▶ _EXERCISE GOAL_
Your answer should be a single number: the count of lines holding the word "insights".

▶ _DATA FOR THE TASK_

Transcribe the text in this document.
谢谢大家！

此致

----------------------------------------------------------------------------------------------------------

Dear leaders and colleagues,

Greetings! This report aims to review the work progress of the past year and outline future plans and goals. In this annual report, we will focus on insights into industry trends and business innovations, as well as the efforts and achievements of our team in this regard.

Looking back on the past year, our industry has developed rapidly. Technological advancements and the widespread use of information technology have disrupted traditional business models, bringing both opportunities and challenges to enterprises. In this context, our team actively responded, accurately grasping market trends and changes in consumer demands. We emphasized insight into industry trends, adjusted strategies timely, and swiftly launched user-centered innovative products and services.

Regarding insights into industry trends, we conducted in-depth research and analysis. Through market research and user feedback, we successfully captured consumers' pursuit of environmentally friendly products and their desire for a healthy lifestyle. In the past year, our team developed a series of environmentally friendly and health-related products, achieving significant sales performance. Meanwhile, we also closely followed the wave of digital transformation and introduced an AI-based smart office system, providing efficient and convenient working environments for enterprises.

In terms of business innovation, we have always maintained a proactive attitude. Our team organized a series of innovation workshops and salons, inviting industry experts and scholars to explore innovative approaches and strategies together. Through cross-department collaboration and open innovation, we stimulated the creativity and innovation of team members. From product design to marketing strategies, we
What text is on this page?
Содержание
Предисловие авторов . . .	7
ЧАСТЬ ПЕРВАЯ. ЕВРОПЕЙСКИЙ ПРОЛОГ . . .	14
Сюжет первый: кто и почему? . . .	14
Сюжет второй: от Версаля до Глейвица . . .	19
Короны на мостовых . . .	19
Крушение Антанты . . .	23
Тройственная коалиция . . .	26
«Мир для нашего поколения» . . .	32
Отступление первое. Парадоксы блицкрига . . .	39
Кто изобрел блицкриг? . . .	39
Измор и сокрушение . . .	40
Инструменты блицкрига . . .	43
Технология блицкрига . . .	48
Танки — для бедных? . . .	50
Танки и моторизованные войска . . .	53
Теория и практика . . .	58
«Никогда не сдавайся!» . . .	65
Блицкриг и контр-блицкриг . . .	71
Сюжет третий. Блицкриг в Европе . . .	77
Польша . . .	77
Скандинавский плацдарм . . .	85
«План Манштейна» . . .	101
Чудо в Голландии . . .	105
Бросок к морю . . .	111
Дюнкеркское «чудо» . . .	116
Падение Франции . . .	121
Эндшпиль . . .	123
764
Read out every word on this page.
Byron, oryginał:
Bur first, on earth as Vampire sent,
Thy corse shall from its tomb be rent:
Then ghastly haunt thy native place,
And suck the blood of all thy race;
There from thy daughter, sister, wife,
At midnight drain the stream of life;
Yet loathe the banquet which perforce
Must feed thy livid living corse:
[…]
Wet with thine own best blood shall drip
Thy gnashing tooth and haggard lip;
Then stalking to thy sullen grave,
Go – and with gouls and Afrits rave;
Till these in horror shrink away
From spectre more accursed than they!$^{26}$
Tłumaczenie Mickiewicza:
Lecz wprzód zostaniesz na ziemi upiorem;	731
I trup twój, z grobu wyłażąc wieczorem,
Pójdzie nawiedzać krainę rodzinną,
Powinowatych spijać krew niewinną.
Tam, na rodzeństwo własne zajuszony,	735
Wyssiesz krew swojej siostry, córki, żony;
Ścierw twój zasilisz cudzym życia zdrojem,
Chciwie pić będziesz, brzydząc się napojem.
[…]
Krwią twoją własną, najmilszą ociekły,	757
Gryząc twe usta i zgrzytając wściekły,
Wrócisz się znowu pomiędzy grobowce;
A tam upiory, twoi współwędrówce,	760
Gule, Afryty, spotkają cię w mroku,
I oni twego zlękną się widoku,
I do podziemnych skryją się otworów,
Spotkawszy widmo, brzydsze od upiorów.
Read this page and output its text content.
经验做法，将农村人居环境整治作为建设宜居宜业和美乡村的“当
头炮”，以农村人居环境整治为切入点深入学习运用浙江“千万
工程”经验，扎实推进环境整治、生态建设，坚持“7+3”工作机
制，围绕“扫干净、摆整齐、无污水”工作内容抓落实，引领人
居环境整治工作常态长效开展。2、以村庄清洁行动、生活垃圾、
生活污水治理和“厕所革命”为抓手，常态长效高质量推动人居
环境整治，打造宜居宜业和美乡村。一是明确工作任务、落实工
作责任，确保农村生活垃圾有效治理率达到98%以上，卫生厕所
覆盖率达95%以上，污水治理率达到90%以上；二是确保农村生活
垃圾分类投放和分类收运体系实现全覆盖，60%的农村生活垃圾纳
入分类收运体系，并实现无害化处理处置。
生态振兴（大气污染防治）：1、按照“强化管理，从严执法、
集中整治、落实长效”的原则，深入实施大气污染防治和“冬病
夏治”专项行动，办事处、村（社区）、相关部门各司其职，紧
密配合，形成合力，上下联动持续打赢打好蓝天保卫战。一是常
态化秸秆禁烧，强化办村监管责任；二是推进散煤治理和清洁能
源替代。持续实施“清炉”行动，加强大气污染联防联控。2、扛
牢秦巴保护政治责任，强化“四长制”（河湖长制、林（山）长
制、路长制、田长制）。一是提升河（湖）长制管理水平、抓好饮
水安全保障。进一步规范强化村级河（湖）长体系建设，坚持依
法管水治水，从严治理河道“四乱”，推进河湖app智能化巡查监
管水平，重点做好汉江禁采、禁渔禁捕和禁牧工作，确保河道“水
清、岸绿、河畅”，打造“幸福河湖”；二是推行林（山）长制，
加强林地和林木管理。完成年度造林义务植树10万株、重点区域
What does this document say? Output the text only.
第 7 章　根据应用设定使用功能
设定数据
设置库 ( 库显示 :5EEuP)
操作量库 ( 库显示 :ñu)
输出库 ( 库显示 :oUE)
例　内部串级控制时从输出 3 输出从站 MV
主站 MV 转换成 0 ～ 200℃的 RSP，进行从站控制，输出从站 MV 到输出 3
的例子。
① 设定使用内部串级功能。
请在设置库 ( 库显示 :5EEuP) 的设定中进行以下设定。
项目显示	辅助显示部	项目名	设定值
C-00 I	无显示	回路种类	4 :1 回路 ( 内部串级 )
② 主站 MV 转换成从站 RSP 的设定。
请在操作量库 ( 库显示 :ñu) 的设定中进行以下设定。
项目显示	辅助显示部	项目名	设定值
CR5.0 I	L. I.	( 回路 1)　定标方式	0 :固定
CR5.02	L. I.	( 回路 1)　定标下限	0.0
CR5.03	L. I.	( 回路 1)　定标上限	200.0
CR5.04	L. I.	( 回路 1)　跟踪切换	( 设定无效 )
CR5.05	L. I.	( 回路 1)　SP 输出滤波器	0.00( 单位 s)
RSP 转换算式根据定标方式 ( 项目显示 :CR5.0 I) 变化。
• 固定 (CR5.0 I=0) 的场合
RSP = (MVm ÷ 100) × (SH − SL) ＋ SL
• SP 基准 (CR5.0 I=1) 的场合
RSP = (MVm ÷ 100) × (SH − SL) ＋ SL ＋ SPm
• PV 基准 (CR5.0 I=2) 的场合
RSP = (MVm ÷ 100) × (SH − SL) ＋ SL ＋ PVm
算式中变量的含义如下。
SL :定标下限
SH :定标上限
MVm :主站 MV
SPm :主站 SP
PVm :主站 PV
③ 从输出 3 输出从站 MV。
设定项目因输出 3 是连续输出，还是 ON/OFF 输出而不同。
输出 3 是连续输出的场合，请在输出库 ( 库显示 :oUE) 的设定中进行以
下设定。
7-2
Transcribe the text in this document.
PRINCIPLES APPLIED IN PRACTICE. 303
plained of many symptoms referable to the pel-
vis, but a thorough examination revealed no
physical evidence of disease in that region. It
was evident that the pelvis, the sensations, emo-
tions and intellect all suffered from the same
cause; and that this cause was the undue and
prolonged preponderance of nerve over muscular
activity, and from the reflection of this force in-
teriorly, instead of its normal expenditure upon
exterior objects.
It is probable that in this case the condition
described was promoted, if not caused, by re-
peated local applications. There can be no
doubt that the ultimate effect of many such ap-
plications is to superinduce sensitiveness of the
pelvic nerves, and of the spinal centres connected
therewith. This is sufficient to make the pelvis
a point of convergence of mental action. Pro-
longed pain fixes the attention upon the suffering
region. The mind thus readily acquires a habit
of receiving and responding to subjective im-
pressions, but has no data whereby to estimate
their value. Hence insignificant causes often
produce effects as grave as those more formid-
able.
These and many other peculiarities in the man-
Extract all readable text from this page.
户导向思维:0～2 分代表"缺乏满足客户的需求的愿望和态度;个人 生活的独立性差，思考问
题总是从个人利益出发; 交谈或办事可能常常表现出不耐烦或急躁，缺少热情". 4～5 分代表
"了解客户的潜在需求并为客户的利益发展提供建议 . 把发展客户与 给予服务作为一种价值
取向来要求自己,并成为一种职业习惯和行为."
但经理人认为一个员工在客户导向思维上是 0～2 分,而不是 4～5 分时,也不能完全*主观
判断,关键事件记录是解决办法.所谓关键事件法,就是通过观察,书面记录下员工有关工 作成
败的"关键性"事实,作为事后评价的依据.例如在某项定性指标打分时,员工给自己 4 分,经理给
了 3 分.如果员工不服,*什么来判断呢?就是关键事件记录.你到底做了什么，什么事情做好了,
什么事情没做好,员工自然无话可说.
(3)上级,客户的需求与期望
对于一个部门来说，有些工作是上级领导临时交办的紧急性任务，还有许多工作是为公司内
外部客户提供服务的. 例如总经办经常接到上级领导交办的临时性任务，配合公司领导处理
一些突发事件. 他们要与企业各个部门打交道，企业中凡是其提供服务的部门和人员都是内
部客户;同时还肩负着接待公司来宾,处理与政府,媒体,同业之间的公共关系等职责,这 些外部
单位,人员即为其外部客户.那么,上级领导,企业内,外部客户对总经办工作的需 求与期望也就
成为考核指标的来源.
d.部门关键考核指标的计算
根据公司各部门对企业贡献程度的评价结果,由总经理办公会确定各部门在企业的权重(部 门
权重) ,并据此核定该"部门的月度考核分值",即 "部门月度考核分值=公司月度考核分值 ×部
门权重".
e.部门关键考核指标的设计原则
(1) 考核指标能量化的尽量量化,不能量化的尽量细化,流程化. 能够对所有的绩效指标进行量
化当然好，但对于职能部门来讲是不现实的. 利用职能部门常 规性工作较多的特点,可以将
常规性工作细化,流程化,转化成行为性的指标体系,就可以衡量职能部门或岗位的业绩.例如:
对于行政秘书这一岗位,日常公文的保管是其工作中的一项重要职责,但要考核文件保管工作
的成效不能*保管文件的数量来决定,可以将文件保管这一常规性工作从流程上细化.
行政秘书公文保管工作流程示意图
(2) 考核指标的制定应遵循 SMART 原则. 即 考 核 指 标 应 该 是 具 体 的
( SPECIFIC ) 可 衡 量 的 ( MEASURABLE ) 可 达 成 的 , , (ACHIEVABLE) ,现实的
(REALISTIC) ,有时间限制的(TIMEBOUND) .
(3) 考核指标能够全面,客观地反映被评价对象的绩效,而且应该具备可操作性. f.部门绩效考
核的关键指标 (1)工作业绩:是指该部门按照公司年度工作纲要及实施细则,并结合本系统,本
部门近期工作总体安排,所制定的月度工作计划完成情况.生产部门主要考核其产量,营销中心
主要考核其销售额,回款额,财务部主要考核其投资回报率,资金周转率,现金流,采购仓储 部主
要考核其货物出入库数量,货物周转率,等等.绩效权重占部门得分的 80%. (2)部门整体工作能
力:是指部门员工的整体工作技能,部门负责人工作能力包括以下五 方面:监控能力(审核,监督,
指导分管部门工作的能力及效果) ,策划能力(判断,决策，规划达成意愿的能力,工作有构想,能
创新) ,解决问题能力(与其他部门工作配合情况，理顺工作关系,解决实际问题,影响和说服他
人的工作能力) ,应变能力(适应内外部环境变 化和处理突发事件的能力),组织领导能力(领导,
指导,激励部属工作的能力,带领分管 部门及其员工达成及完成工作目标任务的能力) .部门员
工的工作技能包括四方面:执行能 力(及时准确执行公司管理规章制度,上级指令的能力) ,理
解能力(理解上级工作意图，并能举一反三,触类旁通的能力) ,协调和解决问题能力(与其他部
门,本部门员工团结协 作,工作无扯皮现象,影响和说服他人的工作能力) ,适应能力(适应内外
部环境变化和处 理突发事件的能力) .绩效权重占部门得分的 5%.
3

▶ _THE OUTPUT_
2